== PROVIDED DATA

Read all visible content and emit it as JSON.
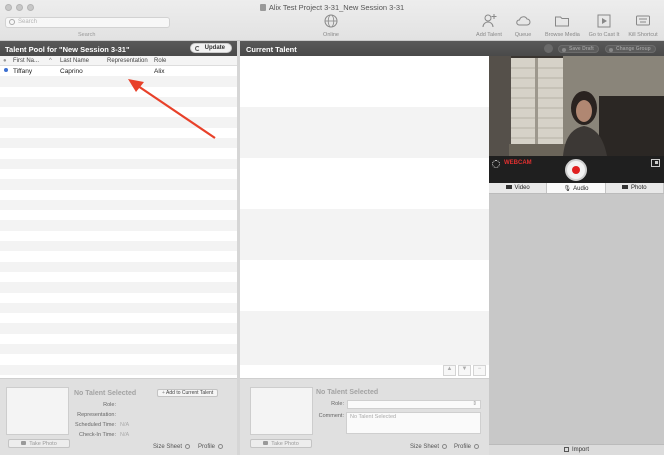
{
  "window": {
    "title": "Alix Test Project 3-31_New Session 3-31"
  },
  "toolbar": {
    "search_placeholder": "Search",
    "search_caption": "Search",
    "buttons": [
      {
        "label": "Online",
        "icon": "globe-icon"
      },
      {
        "label": "Add Talent",
        "icon": "add-person-icon"
      },
      {
        "label": "Queue",
        "icon": "cloud-icon"
      },
      {
        "label": "Browse Media",
        "icon": "folder-icon"
      },
      {
        "label": "Go to Cast It",
        "icon": "play-box-icon"
      },
      {
        "label": "Kill Shortcut",
        "icon": "keyboard-icon"
      }
    ]
  },
  "talent_pool": {
    "title": "Talent Pool for \"New Session 3-31\"",
    "update_label": "Update",
    "columns": [
      "First Na...",
      "Last Name",
      "Representation",
      "Role"
    ],
    "rows": [
      {
        "first": "Tiffany",
        "last": "Caprino",
        "representation": "",
        "role": "Alix",
        "status_color": "#3c6fd1"
      }
    ]
  },
  "left_detail": {
    "no_selection": "No Talent Selected",
    "add_to_current": "Add to Current Talent",
    "fields": [
      {
        "label": "Role:",
        "value": ""
      },
      {
        "label": "Representation:",
        "value": ""
      },
      {
        "label": "Scheduled Time:",
        "value": "N/A"
      },
      {
        "label": "Check-In Time:",
        "value": "N/A"
      }
    ],
    "take_photo": "Take Photo",
    "size_sheet": "Size Sheet",
    "profile": "Profile"
  },
  "current_talent": {
    "title": "Current Talent",
    "save_draft": "Save Draft",
    "change_group": "Change Group"
  },
  "center_detail": {
    "no_selection": "No Talent Selected",
    "role_label": "Role:",
    "comment_label": "Comment:",
    "comment_placeholder": "No Talent Selected",
    "take_photo": "Take Photo",
    "size_sheet": "Size Sheet",
    "profile": "Profile"
  },
  "recorder": {
    "status_label": "WEBCAM",
    "tabs": [
      "Video",
      "Audio",
      "Photo"
    ],
    "selected_tab": "Audio",
    "import_label": "Import"
  }
}
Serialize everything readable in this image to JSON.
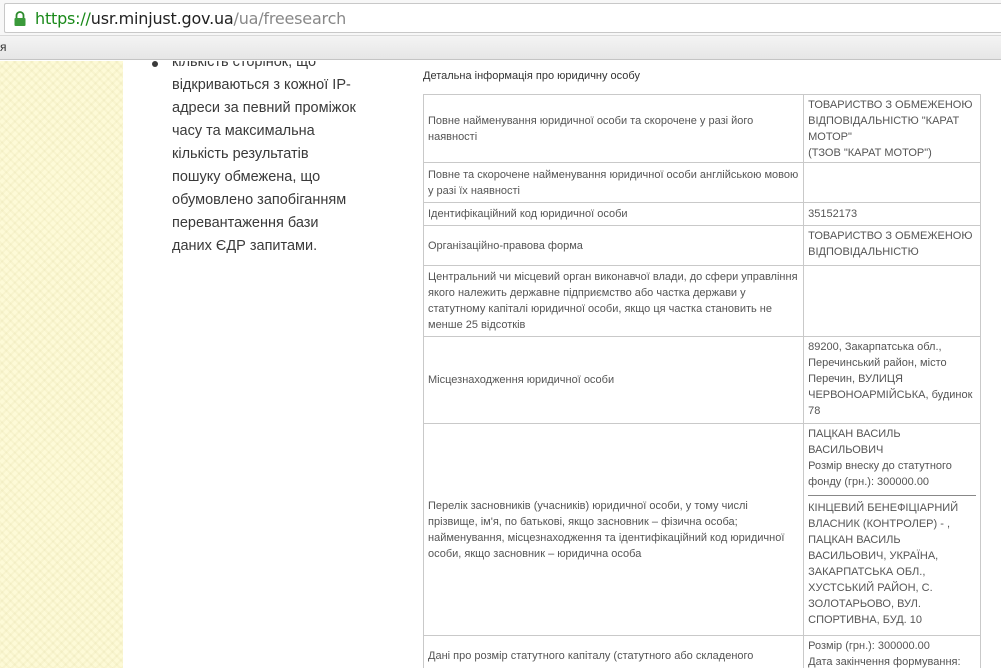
{
  "browser": {
    "url_scheme": "https://",
    "url_host": "usr.minjust.gov.ua",
    "url_path": "/ua/freesearch",
    "bookmark_fragment": "я"
  },
  "sidebar_text": {
    "lines": [
      "кількість сторінок, що",
      "відкриваються з кожної IP-",
      "адреси за певний проміжок",
      "часу та максимальна",
      "кількість результатів",
      "пошуку обмежена, що",
      "обумовлено запобіганням",
      "перевантаження бази",
      "даних ЄДР запитами."
    ]
  },
  "section_title": "Детальна інформація про юридичну особу",
  "rows": [
    {
      "label": "Повне найменування юридичної особи та скорочене у разі його наявності",
      "value_lines": [
        "ТОВАРИСТВО З ОБМЕЖЕНОЮ",
        "ВІДПОВІДАЛЬНІСТЮ \"КАРАТ",
        "МОТОР\"",
        "(ТЗОВ \"КАРАТ МОТОР\")"
      ]
    },
    {
      "label": "Повне та скорочене найменування юридичної особи англійською мовою у разі їх наявності",
      "value_lines": []
    },
    {
      "label": "Ідентифікаційний код юридичної особи",
      "value_lines": [
        "35152173"
      ]
    },
    {
      "label": "Організаційно-правова форма",
      "value_lines": [
        "ТОВАРИСТВО З ОБМЕЖЕНОЮ",
        "ВІДПОВІДАЛЬНІСТЮ"
      ]
    },
    {
      "label": "Центральний чи місцевий орган виконавчої влади, до сфери управління якого належить державне підприємство або частка держави у статутному капіталі юридичної особи, якщо ця частка становить не менше 25 відсотків",
      "value_lines": []
    },
    {
      "label": "Місцезнаходження юридичної особи",
      "value_lines": [
        "89200, Закарпатська обл.,",
        "Перечинський район, місто",
        "Перечин, ВУЛИЦЯ",
        "ЧЕРВОНОАРМІЙСЬКА, будинок",
        "78"
      ]
    },
    {
      "label": "Перелік засновників (учасників) юридичної особи, у тому числі прізвище, ім'я, по батькові, якщо засновник – фізична особа; найменування, місцезнаходження та ідентифікаційний код юридичної особи, якщо засновник – юридична особа",
      "value_lines": [
        "ПАЦКАН ВАСИЛЬ",
        "ВАСИЛЬОВИЧ",
        "Розмір внеску до статутного",
        "фонду (грн.): 300000.00"
      ],
      "value_lines_2": [
        "КІНЦЕВИЙ БЕНЕФІЦІАРНИЙ",
        "ВЛАСНИК (КОНТРОЛЕР) - ,",
        "ПАЦКАН ВАСИЛЬ",
        "ВАСИЛЬОВИЧ, УКРАЇНА,",
        "ЗАКАРПАТСЬКА ОБЛ.,",
        "ХУСТСЬКИЙ РАЙОН, С.",
        "ЗОЛОТАРЬОВО, ВУЛ.",
        "СПОРТИВНА, БУД. 10"
      ]
    },
    {
      "label": "Дані про розмір статутного капіталу (статутного або складеного",
      "value_lines": [
        "Розмір (грн.): 300000.00",
        "Дата закінчення формування:"
      ]
    }
  ]
}
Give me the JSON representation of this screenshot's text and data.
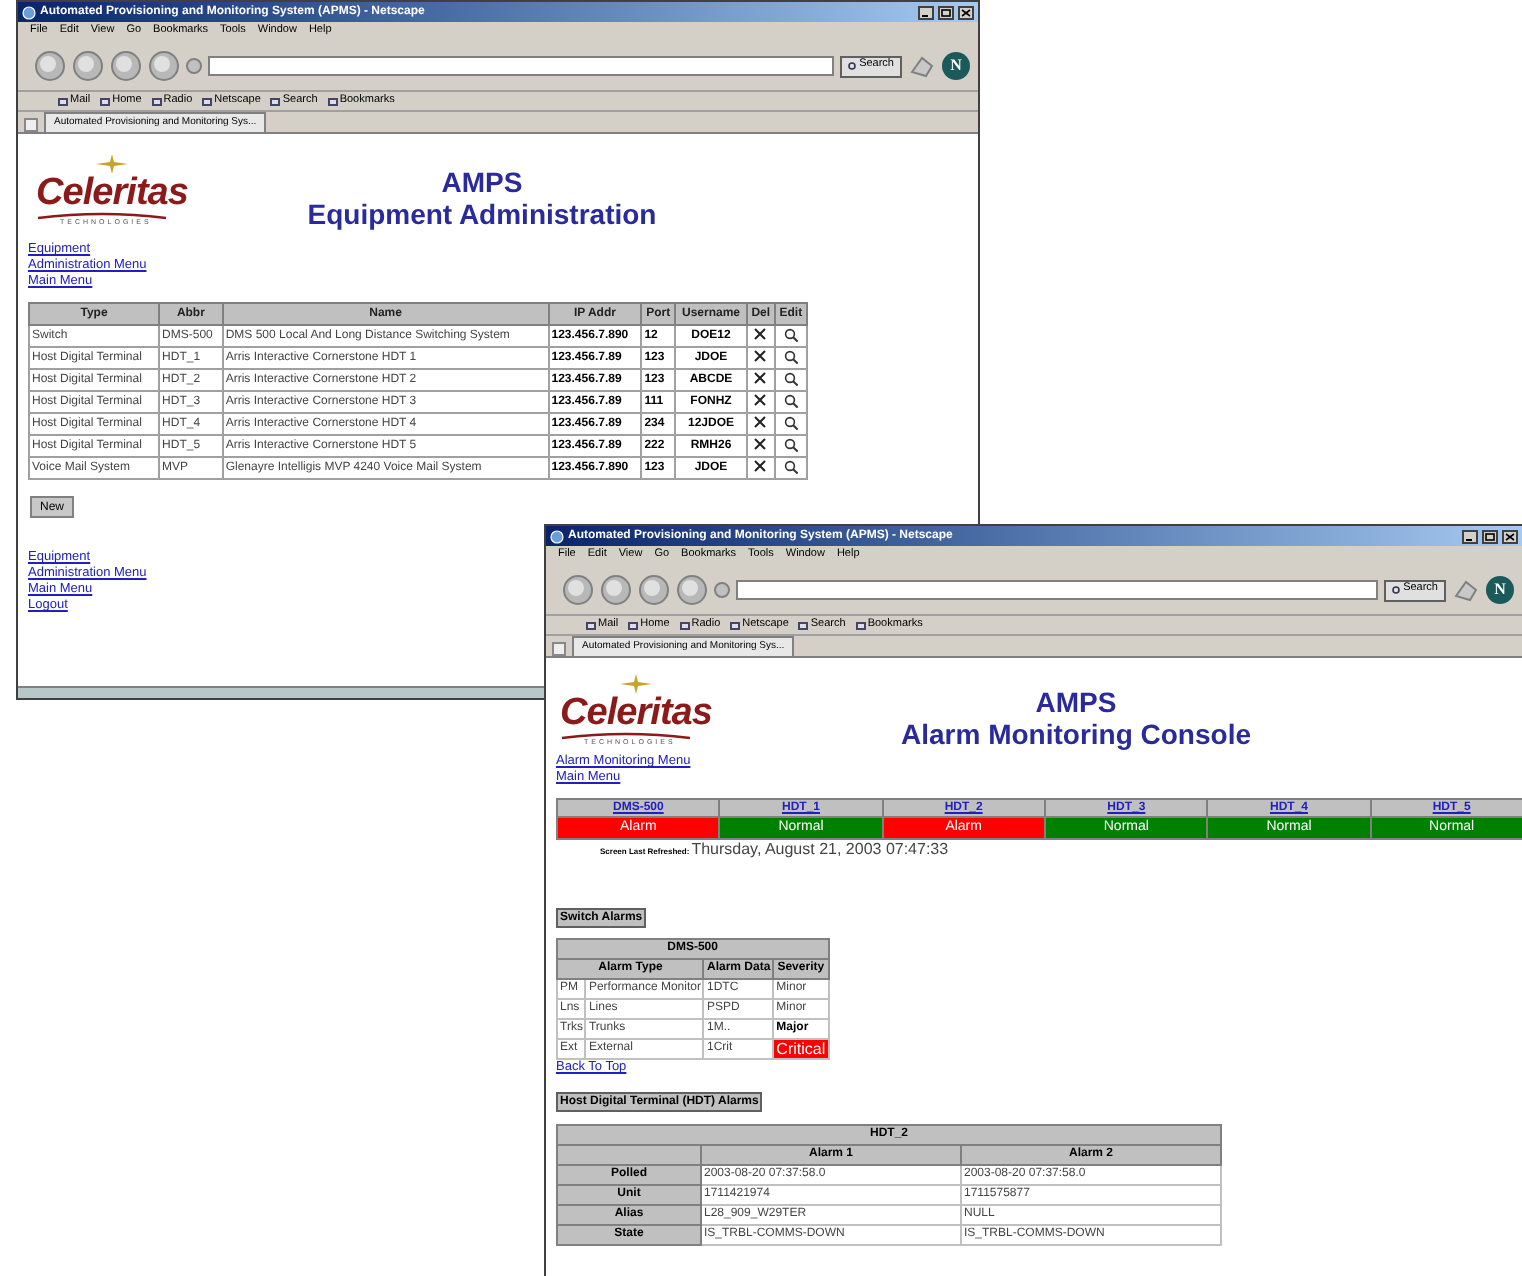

====

> **TASK TO COMPLETE**:
Transcribe every record above exactly as written, leaving out any pictures.

> **ANSWER IN FULL**:
Read all visible content and emit it as JSON.
{
  "window": {
    "title": "Alix Test Project 3-31_New Session 3-31"
  },
  "toolbar": {
    "search_placeholder": "Search",
    "search_caption": "Search",
    "buttons": [
      {
        "label": "Online",
        "icon": "globe-icon"
      },
      {
        "label": "Add Talent",
        "icon": "add-person-icon"
      },
      {
        "label": "Queue",
        "icon": "cloud-icon"
      },
      {
        "label": "Browse Media",
        "icon": "folder-icon"
      },
      {
        "label": "Go to Cast It",
        "icon": "play-box-icon"
      },
      {
        "label": "Kill Shortcut",
        "icon": "keyboard-icon"
      }
    ]
  },
  "talent_pool": {
    "title": "Talent Pool for \"New Session 3-31\"",
    "update_label": "Update",
    "columns": [
      "First Na...",
      "Last Name",
      "Representation",
      "Role"
    ],
    "rows": [
      {
        "first": "Tiffany",
        "last": "Caprino",
        "representation": "",
        "role": "Alix",
        "status_color": "#3c6fd1"
      }
    ]
  },
  "left_detail": {
    "no_selection": "No Talent Selected",
    "add_to_current": "Add to Current Talent",
    "fields": [
      {
        "label": "Role:",
        "value": ""
      },
      {
        "label": "Representation:",
        "value": ""
      },
      {
        "label": "Scheduled Time:",
        "value": "N/A"
      },
      {
        "label": "Check-In Time:",
        "value": "N/A"
      }
    ],
    "take_photo": "Take Photo",
    "size_sheet": "Size Sheet",
    "profile": "Profile"
  },
  "current_talent": {
    "title": "Current Talent",
    "save_draft": "Save Draft",
    "change_group": "Change Group"
  },
  "center_detail": {
    "no_selection": "No Talent Selected",
    "role_label": "Role:",
    "comment_label": "Comment:",
    "comment_placeholder": "No Talent Selected",
    "take_photo": "Take Photo",
    "size_sheet": "Size Sheet",
    "profile": "Profile"
  },
  "recorder": {
    "status_label": "WEBCAM",
    "tabs": [
      "Video",
      "Audio",
      "Photo"
    ],
    "selected_tab": "Audio",
    "import_label": "Import"
  }
}
Serialize everything readable in this image to JSON.
{
  "browser": {
    "url_scheme": "https://",
    "url_host": "usr.minjust.gov.ua",
    "url_path": "/ua/freesearch",
    "bookmark_fragment": "я"
  },
  "sidebar_text": {
    "lines": [
      "кількість сторінок, що",
      "відкриваються з кожної IP-",
      "адреси за певний проміжок",
      "часу та максимальна",
      "кількість результатів",
      "пошуку обмежена, що",
      "обумовлено запобіганням",
      "перевантаження бази",
      "даних ЄДР запитами."
    ]
  },
  "section_title": "Детальна інформація про юридичну особу",
  "rows": [
    {
      "label": "Повне найменування юридичної особи та скорочене у разі його наявності",
      "value_lines": [
        "ТОВАРИСТВО З ОБМЕЖЕНОЮ",
        "ВІДПОВІДАЛЬНІСТЮ \"КАРАТ",
        "МОТОР\"",
        "(ТЗОВ \"КАРАТ МОТОР\")"
      ]
    },
    {
      "label": "Повне та скорочене найменування юридичної особи англійською мовою у разі їх наявності",
      "value_lines": []
    },
    {
      "label": "Ідентифікаційний код юридичної особи",
      "value_lines": [
        "35152173"
      ]
    },
    {
      "label": "Організаційно-правова форма",
      "value_lines": [
        "ТОВАРИСТВО З ОБМЕЖЕНОЮ",
        "ВІДПОВІДАЛЬНІСТЮ"
      ]
    },
    {
      "label": "Центральний чи місцевий орган виконавчої влади, до сфери управління якого належить державне підприємство або частка держави у статутному капіталі юридичної особи, якщо ця частка становить не менше 25 відсотків",
      "value_lines": []
    },
    {
      "label": "Місцезнаходження юридичної особи",
      "value_lines": [
        "89200, Закарпатська обл.,",
        "Перечинський район, місто",
        "Перечин, ВУЛИЦЯ",
        "ЧЕРВОНОАРМІЙСЬКА, будинок",
        "78"
      ]
    },
    {
      "label": "Перелік засновників (учасників) юридичної особи, у тому числі прізвище, ім'я, по батькові, якщо засновник – фізична особа; найменування, місцезнаходження та ідентифікаційний код юридичної особи, якщо засновник – юридична особа",
      "value_lines": [
        "ПАЦКАН ВАСИЛЬ",
        "ВАСИЛЬОВИЧ",
        "Розмір внеску до статутного",
        "фонду (грн.): 300000.00"
      ],
      "value_lines_2": [
        "КІНЦЕВИЙ БЕНЕФІЦІАРНИЙ",
        "ВЛАСНИК (КОНТРОЛЕР) - ,",
        "ПАЦКАН ВАСИЛЬ",
        "ВАСИЛЬОВИЧ, УКРАЇНА,",
        "ЗАКАРПАТСЬКА ОБЛ.,",
        "ХУСТСЬКИЙ РАЙОН, С.",
        "ЗОЛОТАРЬОВО, ВУЛ.",
        "СПОРТИВНА, БУД. 10"
      ]
    },
    {
      "label": "Дані про розмір статутного капіталу (статутного або складеного",
      "value_lines": [
        "Розмір (грн.): 300000.00",
        "Дата закінчення формування:"
      ]
    }
  ]
}
Give me the JSON representation of this screenshot's text and data.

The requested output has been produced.